START SOURCE DATA
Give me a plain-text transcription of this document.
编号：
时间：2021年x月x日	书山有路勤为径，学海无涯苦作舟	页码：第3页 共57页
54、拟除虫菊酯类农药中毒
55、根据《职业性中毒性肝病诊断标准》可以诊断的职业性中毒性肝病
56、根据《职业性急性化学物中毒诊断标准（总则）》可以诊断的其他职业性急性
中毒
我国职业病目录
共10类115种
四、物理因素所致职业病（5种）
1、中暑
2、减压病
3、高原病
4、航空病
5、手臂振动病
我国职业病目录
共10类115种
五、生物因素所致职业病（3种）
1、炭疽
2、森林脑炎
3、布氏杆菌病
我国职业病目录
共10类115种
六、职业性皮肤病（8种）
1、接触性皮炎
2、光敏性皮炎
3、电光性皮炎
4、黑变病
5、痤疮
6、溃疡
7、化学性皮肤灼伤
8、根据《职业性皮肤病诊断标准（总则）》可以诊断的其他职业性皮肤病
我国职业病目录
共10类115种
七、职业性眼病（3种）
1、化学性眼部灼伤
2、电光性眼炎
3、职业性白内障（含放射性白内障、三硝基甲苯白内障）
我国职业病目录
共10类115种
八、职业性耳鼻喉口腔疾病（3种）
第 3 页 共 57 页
END SOURCE DATA
Set all of the entries down again, exactly as they were given.

RESPONSE TO THIS EXERCISE:
Give me a plain-text transcription of this document.
编号：
时间：2021年x月x日	书山有路勤为径，学海无涯苦作舟	页码：第3页 共57页
54、拟除虫菊酯类农药中毒
55、根据《职业性中毒性肝病诊断标准》可以诊断的职业性中毒性肝病
56、根据《职业性急性化学物中毒诊断标准（总则）》可以诊断的其他职业性急性
中毒
我国职业病目录
共10类115种
四、物理因素所致职业病（5种）
1、中暑
2、减压病
3、高原病
4、航空病
5、手臂振动病
我国职业病目录
共10类115种
五、生物因素所致职业病（3种）
1、炭疽
2、森林脑炎
3、布氏杆菌病
我国职业病目录
共10类115种
六、职业性皮肤病（8种）
1、接触性皮炎
2、光敏性皮炎
3、电光性皮炎
4、黑变病
5、痤疮
6、溃疡
7、化学性皮肤灼伤
8、根据《职业性皮肤病诊断标准（总则）》可以诊断的其他职业性皮肤病
我国职业病目录
共10类115种
七、职业性眼病（3种）
1、化学性眼部灼伤
2、电光性眼炎
3、职业性白内障（含放射性白内障、三硝基甲苯白内障）
我国职业病目录
共10类115种
八、职业性耳鼻喉口腔疾病（3种）
第 3 页 共 57 页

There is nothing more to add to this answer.